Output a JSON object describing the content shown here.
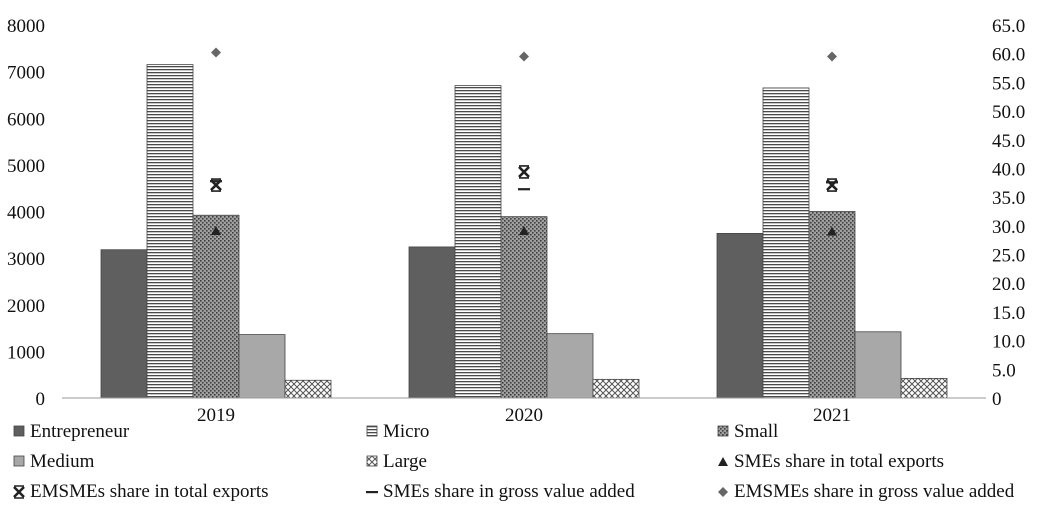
{
  "chart_data": {
    "type": "bar",
    "categories": [
      "2019",
      "2020",
      "2021"
    ],
    "y_left": {
      "min": 0,
      "max": 8000,
      "ticks": [
        "0",
        "1000",
        "2000",
        "3000",
        "4000",
        "5000",
        "6000",
        "7000",
        "8000"
      ]
    },
    "y_right": {
      "min": 0,
      "max": 65,
      "ticks": [
        "0",
        "5.0",
        "10.0",
        "15.0",
        "20.0",
        "25.0",
        "30.0",
        "35.0",
        "40.0",
        "45.0",
        "50.0",
        "55.0",
        "60.0",
        "65.0"
      ]
    },
    "bar_series": [
      {
        "name": "Entrepreneur",
        "values": [
          3180,
          3240,
          3530
        ],
        "color": "#5f5f5f",
        "pattern": "solid"
      },
      {
        "name": "Micro",
        "values": [
          7150,
          6700,
          6650
        ],
        "color": "#ffffff",
        "pattern": "horizontal-lines"
      },
      {
        "name": "Small",
        "values": [
          3920,
          3890,
          4000
        ],
        "color": "#9a9a9a",
        "pattern": "dots"
      },
      {
        "name": "Medium",
        "values": [
          1360,
          1380,
          1420
        ],
        "color": "#a8a8a8",
        "pattern": "solid"
      },
      {
        "name": "Large",
        "values": [
          380,
          400,
          420
        ],
        "color": "#ffffff",
        "pattern": "crosshatch"
      }
    ],
    "marker_series": [
      {
        "name": "SMEs share in total exports",
        "values": [
          29.1,
          29.1,
          29.0
        ],
        "marker": "triangle",
        "color": "#222222"
      },
      {
        "name": "EMSMEs share in total exports",
        "values": [
          37.1,
          39.4,
          37.1
        ],
        "marker": "x",
        "color": "#222222"
      },
      {
        "name": "SMEs share in gross value added",
        "values": [
          37.8,
          36.4,
          37.6
        ],
        "marker": "dash",
        "color": "#222222"
      },
      {
        "name": "EMSMEs share in gross value added",
        "values": [
          60.2,
          59.5,
          59.5
        ],
        "marker": "diamond",
        "color": "#666666"
      }
    ],
    "legend_position": "bottom",
    "grid": false
  }
}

Your goal> Across the records, count the lines holding the string "total". Give the number and stop.

Exercise answer> 2